- **Written problem 1**: Translate this sentence from the passage on KNN time series forecasting into Spanish: "Regarding the distance function applied to compute the nearest neighbors, our package uses the Euclidean distance, although we can implement other distance metrics in the future."
- **Written problem 2**: Write the next part of the passage on KNN time series forecasting, picking up after its final line.

- **Text shown**:
The recursive or iterative strategy is the approach used by ARIMA or exponential smoothing to forecast several periods ahead. Basically, a model that only forecasts one-step ahead is used, so that the model is applied iteratively to forecast all the future values. When historical observations to be used as features of the new instance are unavailable, previous predictions are used instead.
Because the recursive strategy uses a one-step ahead model, this means that, in the case of KNN, the target of an example only contains one value. For instance, let us see how the recursive strategy works with the following example in which the next two future quarters of a quarterly time series are predicted:
timeS <- window(UKgas, start = c(1976, 1))
pred <- knn_forecasting(timeS, h = 2, lags = 1:4, k = 2, msas = "recursive")
library(ggplot2)
autoplot(pred, highlight = "neighbors")
In this example we have used lags 1-4 to specify the features of an example. To predict the first future point the last 4 values of the time series are used as “its features”. To predict the second future point “its features” are the last three values of the time series and the prediction for the first future point. In the plot the prediction for the first future point can be seen. If you reproduce this code snippet you will also see the forecast for the second future point.
In this section several additional features of our package are described.
By default, the targets of the different nearest neighbors are
averaged. However, it is possible to combine the targets using other
aggregation functions. Currently, our package allows us to choose among
the mean, the median and a weighted mean using the cb
parameter of the knn_forecasting
function. In the
weighted mean the target are weighted by the inverse of their
distance. That is, closer neighbors of a query point will have a greater
influence than neighbors which are further away.
Regarding the distance function applied to compute the nearest neighbors, our package uses the Euclidean distance, although we can implement other distance metrics in the future.
In order to specify a KNN model the user has to select, among other things, the value of the k parameter. Several strategies can be used to choose this value. A first, fast, straightforward solution is to use some heuristic (it is recommended setting k to the square root of the number of training examples). Other approach is to select k using an optimization tool on a validation set. k should minimize a forecast accuracy measure. The optimization strategy is very time consuming.
A third strategy is to use several KNN models with different k values. Each KNN model generates its forecasts and the forecasts of the different models are averaged to produce the final forecast. This strategy is based on the success of model combination in time series forecasting. This way, the use of a time consuming optimization tool is avoided and the forecasts are not based on an unique, heuristic k value. In our package you can use of this strategy specifying a vector of k values:
pred <- knn_forecasting(ldeaths, h = 12, lags = 1:12, k = c(2, 4))
pred$prediction
## Jan Feb Mar Apr May Jun Jul Aug
## 1980 2736.719 2901.029 2610.875 2098.239 1765.176 1515.711 1402.958 1305.580
## Sep Oct Nov Dec
## 1980 1211.597 1428.876 1575.126 2256.334
plot(pred)

- **Entries**:
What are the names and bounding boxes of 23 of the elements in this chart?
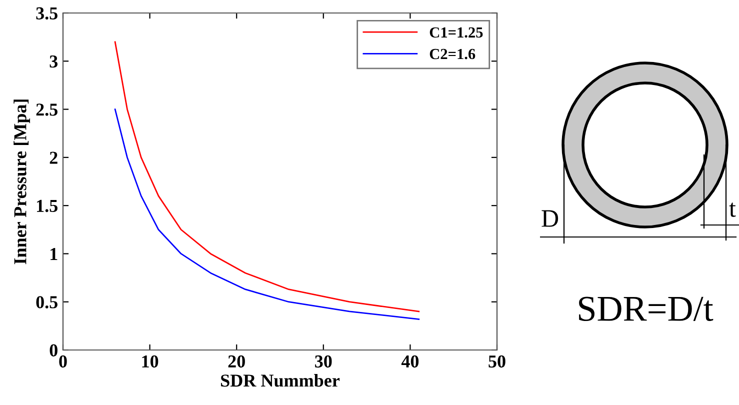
y-tick-label: 1 — [50, 248, 58, 260]
text: t — [729, 202, 736, 217]
x-tick-label: 30 — [315, 355, 332, 368]
y-tick-label: 3 — [50, 55, 58, 68]
y-axis-title: Inner Pressure [Mpa] — [14, 100, 30, 264]
legend-label: C1=1.25 — [430, 27, 483, 38]
y-tick-label: 2.5 — [36, 104, 58, 116]
text: SDR=D/t — [579, 296, 714, 322]
text: D — [542, 210, 558, 227]
y-tick-label: 0 — [50, 344, 58, 356]
x-axis-title: SDR Nummber — [221, 374, 340, 387]
x-tick-label: 10 — [142, 355, 158, 368]
line-series — [114, 108, 420, 320]
legend-label: C2=1.6 — [430, 48, 476, 60]
x-tick-label: 20 — [228, 355, 245, 368]
y-tick-label: 1.5 — [37, 200, 58, 212]
y-tick-label: 3.5 — [36, 7, 58, 20]
x-tick-label: 50 — [488, 355, 506, 368]
y-tick-label: 2 — [50, 152, 58, 164]
x-tick-label: 0 — [59, 355, 67, 368]
y-tick-label: 0.5 — [36, 296, 58, 308]
x-tick-label: 40 — [401, 355, 419, 368]
line-series — [114, 41, 420, 312]
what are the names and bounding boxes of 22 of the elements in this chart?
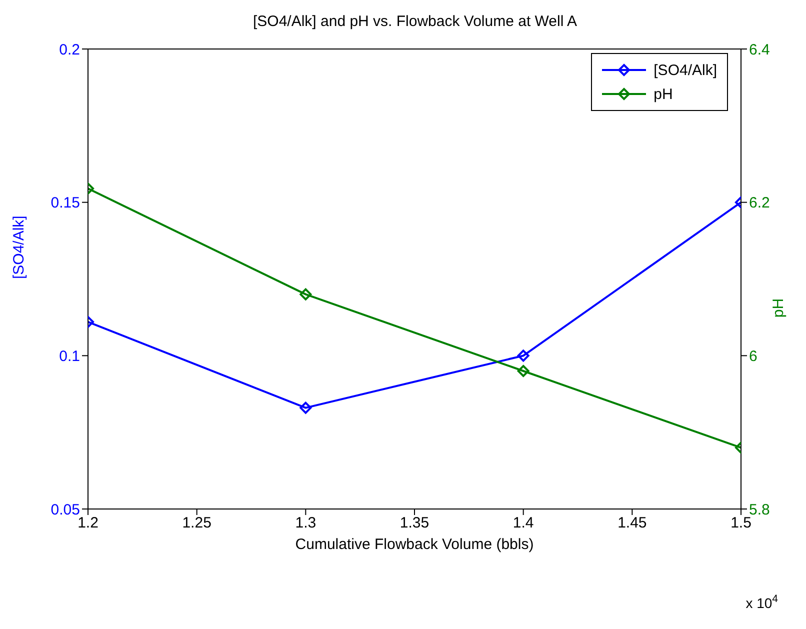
legend-label: [SO4/Alk]	[654, 62, 717, 78]
x-tick-label: 1.35	[400, 514, 430, 532]
y2-tick-label: 6	[749, 348, 758, 365]
y-tick-label: 0.05	[50, 501, 80, 518]
y2-tick-label: 6.4	[749, 41, 770, 58]
x-axis-title: Cumulative Flowback Volume (bbls)	[295, 536, 534, 553]
x-tick-label: 1.3	[295, 514, 316, 532]
y2-axis-title: pH	[770, 298, 787, 318]
y-axis-title: [SO4/Alk]	[10, 216, 28, 279]
x-tick-label: 1.25	[182, 514, 212, 532]
chart-title: [SO4/Alk] and pH vs. Flowback Volume at Well A	[252, 13, 578, 30]
text: x 10$^{4}$	[746, 593, 778, 611]
x-tick-label: 1.5	[730, 514, 752, 532]
y2-tick-label: 5.8	[749, 501, 770, 518]
x-tick-label: 1.2	[78, 514, 98, 532]
y2-tick-label: 6.2	[749, 194, 770, 212]
x-tick-label: 1.4	[512, 514, 534, 532]
y-tick-label: 0.2	[59, 41, 80, 58]
legend-label: pH	[654, 86, 673, 102]
x-tick-label: 1.45	[618, 514, 647, 532]
y-tick-label: 0.1	[59, 348, 80, 365]
y-tick-label: 0.15	[50, 194, 80, 212]
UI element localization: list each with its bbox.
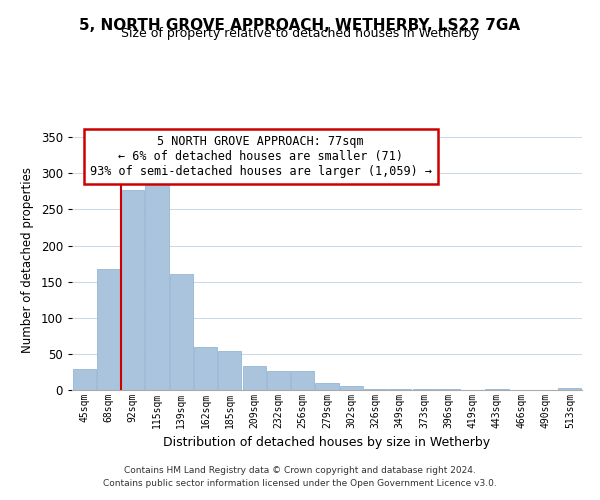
- Text: 5 NORTH GROVE APPROACH: 77sqm
← 6% of detached houses are smaller (71)
93% of se: 5 NORTH GROVE APPROACH: 77sqm ← 6% of de…: [90, 135, 432, 178]
- Bar: [218, 351, 241, 390]
- Bar: [97, 268, 120, 390]
- Bar: [145, 180, 169, 390]
- Bar: [267, 370, 290, 390]
- Bar: [291, 370, 314, 390]
- Bar: [364, 388, 387, 390]
- Text: Contains HM Land Registry data © Crown copyright and database right 2024.
Contai: Contains HM Land Registry data © Crown c…: [103, 466, 497, 487]
- Bar: [559, 388, 581, 390]
- Text: 5, NORTH GROVE APPROACH, WETHERBY, LS22 7GA: 5, NORTH GROVE APPROACH, WETHERBY, LS22 …: [79, 18, 521, 32]
- Bar: [170, 274, 193, 390]
- Text: Size of property relative to detached houses in Wetherby: Size of property relative to detached ho…: [121, 28, 479, 40]
- Bar: [121, 190, 144, 390]
- Y-axis label: Number of detached properties: Number of detached properties: [21, 167, 34, 353]
- Bar: [242, 366, 266, 390]
- Text: Distribution of detached houses by size in Wetherby: Distribution of detached houses by size …: [163, 436, 491, 449]
- Bar: [194, 346, 217, 390]
- Bar: [316, 383, 338, 390]
- Bar: [340, 386, 363, 390]
- Bar: [73, 369, 95, 390]
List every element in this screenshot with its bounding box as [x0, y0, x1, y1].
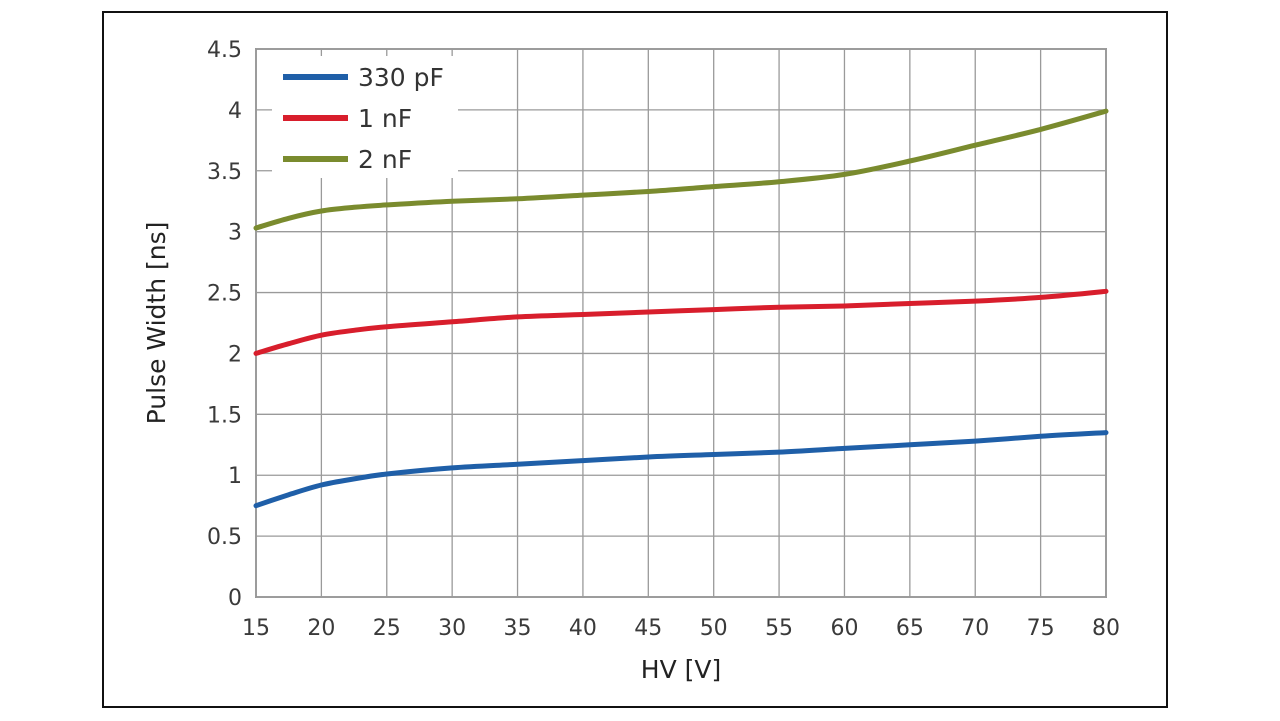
legend-label-2-nf: 2 nF — [358, 145, 412, 174]
series-line-1-nf — [253, 288, 1109, 356]
x-tick-labels: 15 20 25 30 35 40 45 50 55 60 65 70 75 80 — [242, 616, 1120, 641]
x-axis-title: HV [V] — [641, 655, 721, 684]
x-tick-label: 25 — [373, 616, 401, 641]
series-line-2-nf — [253, 108, 1109, 231]
x-tick-label: 80 — [1092, 616, 1120, 641]
y-tick-label: 4 — [228, 99, 242, 124]
x-tick-label: 55 — [765, 616, 793, 641]
x-tick-label: 50 — [700, 616, 728, 641]
y-tick-label: 2 — [228, 342, 242, 367]
chart-frame — [102, 11, 1168, 708]
legend-label-330-pf: 330 pF — [358, 63, 444, 92]
x-tick-label: 65 — [896, 616, 924, 641]
x-tick-label: 35 — [504, 616, 532, 641]
x-tick-label: 70 — [961, 616, 989, 641]
y-tick-label: 1 — [228, 464, 242, 489]
x-tick-label: 60 — [830, 616, 858, 641]
y-tick-label: 3.5 — [207, 160, 242, 185]
legend: 330 pF 1 nF 2 nF — [272, 56, 458, 178]
series-layer — [253, 108, 1109, 509]
y-tick-label: 0 — [228, 586, 242, 611]
x-tick-label: 45 — [634, 616, 662, 641]
y-tick-label: 4.5 — [207, 38, 242, 63]
y-tick-label: 0.5 — [207, 525, 242, 550]
y-tick-labels: 0 0.5 1 1.5 2 2.5 3 3.5 4 4.5 — [207, 38, 242, 611]
x-tick-label: 30 — [438, 616, 466, 641]
x-tick-label: 15 — [242, 616, 270, 641]
series-line-330-pf — [253, 430, 1109, 509]
y-tick-label: 3 — [228, 221, 242, 246]
y-tick-label: 1.5 — [207, 403, 242, 428]
x-tick-label: 20 — [307, 616, 335, 641]
x-tick-label: 75 — [1027, 616, 1055, 641]
x-tick-label: 40 — [569, 616, 597, 641]
y-axis-title: Pulse Width [ns] — [142, 222, 171, 425]
y-tick-label: 2.5 — [207, 282, 242, 307]
legend-label-1-nf: 1 nF — [358, 104, 412, 133]
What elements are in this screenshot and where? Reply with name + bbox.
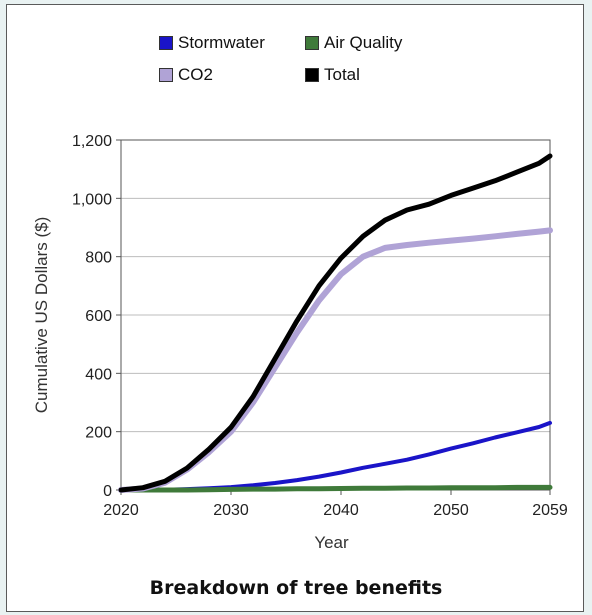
x-tick-label: 2050 [433, 502, 469, 519]
y-axis-label: Cumulative US Dollars ($) [32, 217, 51, 414]
legend-item-stormwater: Stormwater [159, 33, 265, 53]
legend-swatch-co2 [159, 68, 173, 82]
x-tick-label: 2030 [213, 502, 249, 519]
series-line-co2 [118, 227, 553, 493]
legend-label-stormwater: Stormwater [178, 33, 265, 52]
legend-item-air-quality: Air Quality [305, 33, 402, 53]
y-tick-label: 0 [103, 483, 112, 500]
series-line-air-quality [118, 484, 553, 493]
y-tick-label: 1,200 [72, 133, 112, 150]
legend-label-co2: CO2 [178, 65, 213, 84]
x-tick-label: 2020 [103, 502, 139, 519]
y-tick-label: 1,000 [72, 191, 112, 208]
legend-item-total: Total [305, 65, 360, 85]
y-tick-label: 400 [85, 366, 112, 383]
legend-label-air-quality: Air Quality [324, 33, 403, 52]
x-axis-label: Year [314, 533, 349, 552]
legend-item-co2: CO2 [159, 65, 213, 85]
chart-caption: Breakdown of tree benefits [149, 577, 443, 599]
y-tick-label: 200 [85, 425, 112, 442]
y-tick-label: 800 [85, 250, 112, 267]
legend-swatch-air-quality [305, 36, 319, 50]
chart-panel: Stormwater Air Quality CO2 Total 0 200 400… [6, 4, 584, 612]
series-line-total [118, 153, 553, 493]
legend-swatch-stormwater [159, 36, 173, 50]
x-tick-label: 2040 [323, 502, 359, 519]
y-tick-label: 600 [85, 308, 112, 325]
legend-label-total: Total [324, 65, 360, 84]
series-line-stormwater [119, 420, 552, 492]
legend-swatch-total [305, 68, 319, 82]
x-tick-label: 2059 [532, 502, 568, 519]
line-chart: 0 200 400 600 800 1,000 1,200 2020 2030 2040 2050 2… [32, 133, 568, 552]
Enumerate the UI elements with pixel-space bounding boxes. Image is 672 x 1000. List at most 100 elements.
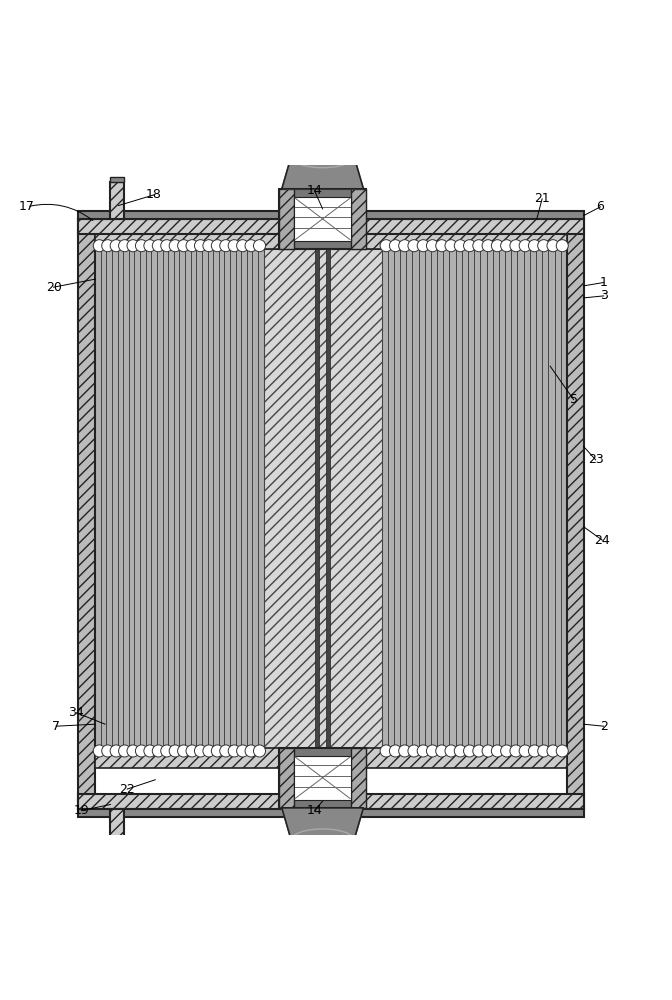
Text: 24: 24	[595, 534, 610, 547]
Circle shape	[445, 240, 457, 252]
Text: 18: 18	[146, 188, 162, 201]
Circle shape	[519, 745, 531, 757]
Text: 3: 3	[599, 289, 607, 302]
Circle shape	[408, 240, 420, 252]
Circle shape	[491, 240, 503, 252]
Circle shape	[161, 240, 173, 252]
Circle shape	[153, 745, 165, 757]
Bar	[279, 748, 294, 808]
Circle shape	[380, 240, 392, 252]
Circle shape	[482, 745, 494, 757]
Circle shape	[417, 240, 429, 252]
Circle shape	[510, 745, 522, 757]
Bar	[315, 249, 319, 748]
Bar	[382, 249, 567, 748]
Bar	[79, 211, 583, 219]
Bar	[567, 219, 583, 809]
Circle shape	[228, 240, 240, 252]
Circle shape	[547, 745, 559, 757]
Circle shape	[237, 240, 249, 252]
Circle shape	[186, 240, 198, 252]
Circle shape	[101, 240, 114, 252]
Circle shape	[118, 745, 130, 757]
Text: 23: 23	[588, 453, 603, 466]
Circle shape	[203, 240, 215, 252]
Bar	[110, 809, 124, 846]
Circle shape	[245, 240, 257, 252]
Text: 17: 17	[19, 200, 35, 213]
Bar	[79, 219, 583, 234]
Circle shape	[380, 745, 392, 757]
Bar	[110, 846, 124, 851]
Text: 21: 21	[534, 192, 550, 205]
Text: 6: 6	[597, 200, 604, 213]
Text: 22: 22	[120, 783, 135, 796]
Circle shape	[501, 745, 513, 757]
Circle shape	[510, 240, 522, 252]
Circle shape	[144, 240, 156, 252]
Circle shape	[389, 745, 401, 757]
Circle shape	[253, 240, 265, 252]
Circle shape	[186, 745, 198, 757]
Circle shape	[528, 745, 540, 757]
Bar	[279, 189, 294, 249]
Circle shape	[556, 240, 569, 252]
Circle shape	[93, 745, 106, 757]
Text: 34: 34	[69, 706, 84, 719]
Circle shape	[101, 745, 114, 757]
Circle shape	[220, 745, 232, 757]
Circle shape	[177, 745, 190, 757]
Bar	[95, 748, 567, 768]
Circle shape	[228, 745, 240, 757]
Circle shape	[127, 745, 139, 757]
Circle shape	[491, 745, 503, 757]
Circle shape	[427, 745, 439, 757]
Circle shape	[169, 240, 181, 252]
Circle shape	[194, 745, 206, 757]
Text: 20: 20	[46, 281, 62, 294]
Bar	[294, 756, 351, 800]
Circle shape	[136, 240, 147, 252]
Circle shape	[435, 745, 448, 757]
Circle shape	[211, 240, 223, 252]
Bar	[110, 182, 124, 219]
Circle shape	[220, 240, 232, 252]
Circle shape	[118, 240, 130, 252]
Bar	[79, 794, 583, 809]
Circle shape	[473, 240, 485, 252]
Circle shape	[435, 240, 448, 252]
Circle shape	[464, 240, 476, 252]
Circle shape	[454, 745, 466, 757]
Circle shape	[427, 240, 439, 252]
Circle shape	[473, 745, 485, 757]
Circle shape	[519, 240, 531, 252]
Circle shape	[245, 745, 257, 757]
Circle shape	[237, 745, 249, 757]
Circle shape	[454, 240, 466, 252]
Text: 2: 2	[599, 720, 607, 733]
Circle shape	[110, 240, 122, 252]
Circle shape	[538, 240, 550, 252]
Bar	[351, 748, 366, 808]
Circle shape	[417, 745, 429, 757]
Text: 1: 1	[599, 276, 607, 289]
Circle shape	[127, 240, 139, 252]
Circle shape	[110, 745, 122, 757]
Circle shape	[538, 745, 550, 757]
Text: 7: 7	[52, 720, 60, 733]
Circle shape	[203, 745, 215, 757]
Text: 5: 5	[570, 393, 577, 406]
Circle shape	[528, 240, 540, 252]
Polygon shape	[282, 157, 364, 189]
Circle shape	[547, 240, 559, 252]
Bar	[95, 249, 263, 748]
Text: 19: 19	[74, 804, 89, 817]
Circle shape	[398, 240, 411, 252]
Circle shape	[482, 240, 494, 252]
Bar	[79, 809, 583, 817]
Circle shape	[93, 240, 106, 252]
Circle shape	[464, 745, 476, 757]
Circle shape	[398, 745, 411, 757]
Bar	[79, 219, 95, 809]
Bar	[110, 177, 124, 182]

- **Expected output 1**: En cuanto a la función de distancia aplicada para calcular los vecinos más cercanos, nuestro paquete utiliza la distancia euclidiana, aunque podemos implementar otras métricas de distancia en el futuro.

- **Expected output 2**:
KNN is not suitable for forecasting a time series with a trend. The
reason is simple, KNN predicts an average of historical values of the
time series, so it cannot predict correctly values out of the range of
the time series. If your time series has a trend we recommend using the
parameter transform
to transform the training samples. Use
the value "additive"
if the trend is additive or
"multiplicative"
for exponential time series:
set.seed(5)
timeS <- ts(1:10 + rnorm(10, 0, .2))
pred <- knn_forecasting(timeS, h = 3, transform = "none")
plot(pred)
pred2 <- knn_forecasting(timeS, h = 3, transform = "additive")
plot(pred2)
After a lot of experimentation we have observed that, in general, the additive transformation works better than the multiplicative transformation. The additive transformation works this way:
It is easy to see an example of additive transformation using the API of the package. For example, let us see the examples of a model with no transformation:
timeS <- ts(c(1, 3, 7, 9, 10, 12))
model_n <- knn_forecasting(timeS, h = 1, lags = 1:2, k = 2, transform = "none")
knn_examples(model_n)
## Lag2 Lag1 H1
## [1,] 1 3 7
## [2,] 3 7 9
## [3,] 7 9 10
## [4,] 9 10 12
plot(model_n)
And now let us see the effect of the additive transformation:
model_a <- knn_forecasting(timeS, h = 1, lags = 1:2, k = 2, transform = "additive")
knn_examples(model_a)
## Lag2 Lag1 H1
## [1,] -1.0 1.0 5.0
## [2,] -2.0 2.0 4.0
## [3,] -1.0 1.0 2.0
## [4,] -0.5 0.5 2.5
plot(model_a)
The forecast of the additive model is 14.5:
model_a$pred
## Time Series:
## Start = 7
## End = 7
## Frequency = 1
## [1] 14.5
Let us see how this forecast is built. The last two values of the
series c(10, 12)
are the instance or query point. This
instance is transform to c(-1, 1)
by subtracting its mean
value. Its two nearest neighbors are the first and third examples. Their
targets are 5 and 2 respectively. These target are averaged obtaining
3.5. Finally, we add 3.5 to the mean of the query point, 11, getting the
final forecast 14.5.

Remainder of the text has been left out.